# Directions for this task:
Each entry below should be reproduced character for character.
═════ Dataset ═════
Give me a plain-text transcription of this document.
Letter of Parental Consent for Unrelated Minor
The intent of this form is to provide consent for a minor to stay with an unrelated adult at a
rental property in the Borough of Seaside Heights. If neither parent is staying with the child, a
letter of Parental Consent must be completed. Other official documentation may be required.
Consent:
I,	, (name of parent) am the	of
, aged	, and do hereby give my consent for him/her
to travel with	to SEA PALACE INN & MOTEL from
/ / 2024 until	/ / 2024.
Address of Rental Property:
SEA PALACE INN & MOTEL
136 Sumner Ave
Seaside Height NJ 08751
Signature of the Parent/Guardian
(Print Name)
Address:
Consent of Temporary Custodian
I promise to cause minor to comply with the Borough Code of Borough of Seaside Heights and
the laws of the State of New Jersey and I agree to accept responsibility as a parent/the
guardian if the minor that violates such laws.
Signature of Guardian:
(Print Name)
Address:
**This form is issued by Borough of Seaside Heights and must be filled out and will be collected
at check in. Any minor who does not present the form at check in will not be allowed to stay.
═════
# Exercise answer:
Give me a plain-text transcription of this document.
Letter of Parental Consent for Unrelated Minor
The intent of this form is to provide consent for a minor to stay with an unrelated adult at a
rental property in the Borough of Seaside Heights. If neither parent is staying with the child, a
letter of Parental Consent must be completed. Other official documentation may be required.
Consent:
I,	, (name of parent) am the	of
, aged	, and do hereby give my consent for him/her
to travel with	to SEA PALACE INN & MOTEL from
/ / 2024 until	/ / 2024.
Address of Rental Property:
SEA PALACE INN & MOTEL
136 Sumner Ave
Seaside Height NJ 08751
Signature of the Parent/Guardian
(Print Name)
Address:
Consent of Temporary Custodian
I promise to cause minor to comply with the Borough Code of Borough of Seaside Heights and
the laws of the State of New Jersey and I agree to accept responsibility as a parent/the
guardian if the minor that violates such laws.
Signature of Guardian:
(Print Name)
Address:
**This form is issued by Borough of Seaside Heights and must be filled out and will be collected
at check in. Any minor who does not present the form at check in will not be allowed to stay.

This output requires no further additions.